▶ GOAL:
Could you write out every record below exactly, leaving out any pictures?

▶ MATERIAL FOR THE TASK:
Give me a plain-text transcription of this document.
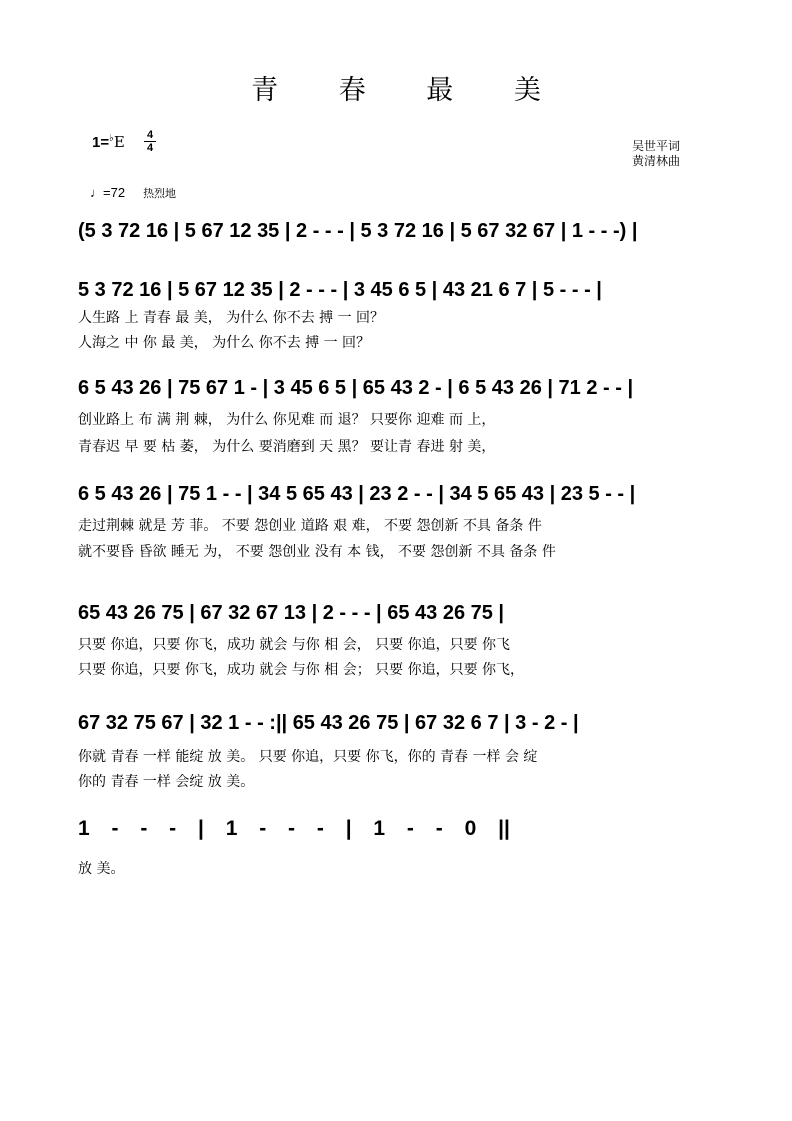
青 春 最 美
1=♭E 4
4	吴世平词
黄清林曲
♩=72 热烈地
(5 3 72 16 | 5 67 12 35 | 2 - - - | 5 3 72 16 | 5 67 32 67 | 1 - - -) |
5 3 72 16 | 5 67 12 35 | 2 - - - | 3 45 6 5 | 43 21 6 7 | 5 - - - |
人生路 上 青春 最 美， 为什么 你不去 搏 一 回？
人海之 中 你 最 美， 为什么 你不去 搏 一 回？
6 5 43 26 | 75 67 1 - | 3 45 6 5 | 65 43 2 - | 6 5 43 26 | 71 2 - - |
创业路上 布 满 荆 棘， 为什么 你见难 而 退？ 只要你 迎难 而 上，
青春迟 早 要 枯 萎， 为什么 要消磨到 天 黑？ 要让青 春进 射 美，
6 5 43 26 | 75 1 - - | 34 5 65 43 | 23 2 - - | 34 5 65 43 | 23 5 - - |
走过荆棘 就是 芳 菲。 不要 怨创业 道路 艰 难， 不要 怨创新 不具 备条 件
就不要昏 昏欲 睡无 为， 不要 怨创业 没有 本 钱， 不要 怨创新 不具 备条 件
65 43 26 75 | 67 32 67 13 | 2 - - - | 65 43 26 75 |
只要 你追，只要 你飞，成功 就会 与你 相 会， 只要 你追，只要 你飞
只要 你追，只要 你飞，成功 就会 与你 相 会； 只要 你追，只要 你飞，
67 32 75 67 | 32 1 - - :|| 65 43 26 75 | 67 32 6 7 | 3 - 2 - |
你就 青春 一样 能绽 放 美。 只要 你追，只要 你飞，你的 青春 一样 会 绽
你的 青春 一样 会绽 放 美。
1 - - - | 1 - - - | 1 - - 0 ||
放 美。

▶ FINAL ANSWER:
Give me a plain-text transcription of this document.
青 春 最 美
1=♭E 4
4	吴世平词
黄清林曲
♩=72 热烈地
(5 3 72 16 | 5 67 12 35 | 2 - - - | 5 3 72 16 | 5 67 32 67 | 1 - - -) |
5 3 72 16 | 5 67 12 35 | 2 - - - | 3 45 6 5 | 43 21 6 7 | 5 - - - |
人生路 上 青春 最 美， 为什么 你不去 搏 一 回？
人海之 中 你 最 美， 为什么 你不去 搏 一 回？
6 5 43 26 | 75 67 1 - | 3 45 6 5 | 65 43 2 - | 6 5 43 26 | 71 2 - - |
创业路上 布 满 荆 棘， 为什么 你见难 而 退？ 只要你 迎难 而 上，
青春迟 早 要 枯 萎， 为什么 要消磨到 天 黑？ 要让青 春进 射 美，
6 5 43 26 | 75 1 - - | 34 5 65 43 | 23 2 - - | 34 5 65 43 | 23 5 - - |
走过荆棘 就是 芳 菲。 不要 怨创业 道路 艰 难， 不要 怨创新 不具 备条 件
就不要昏 昏欲 睡无 为， 不要 怨创业 没有 本 钱， 不要 怨创新 不具 备条 件
65 43 26 75 | 67 32 67 13 | 2 - - - | 65 43 26 75 |
只要 你追，只要 你飞，成功 就会 与你 相 会， 只要 你追，只要 你飞
只要 你追，只要 你飞，成功 就会 与你 相 会； 只要 你追，只要 你飞，
67 32 75 67 | 32 1 - - :|| 65 43 26 75 | 67 32 6 7 | 3 - 2 - |
你就 青春 一样 能绽 放 美。 只要 你追，只要 你飞，你的 青春 一样 会 绽
你的 青春 一样 会绽 放 美。
1 - - - | 1 - - - | 1 - - 0 ||
放 美。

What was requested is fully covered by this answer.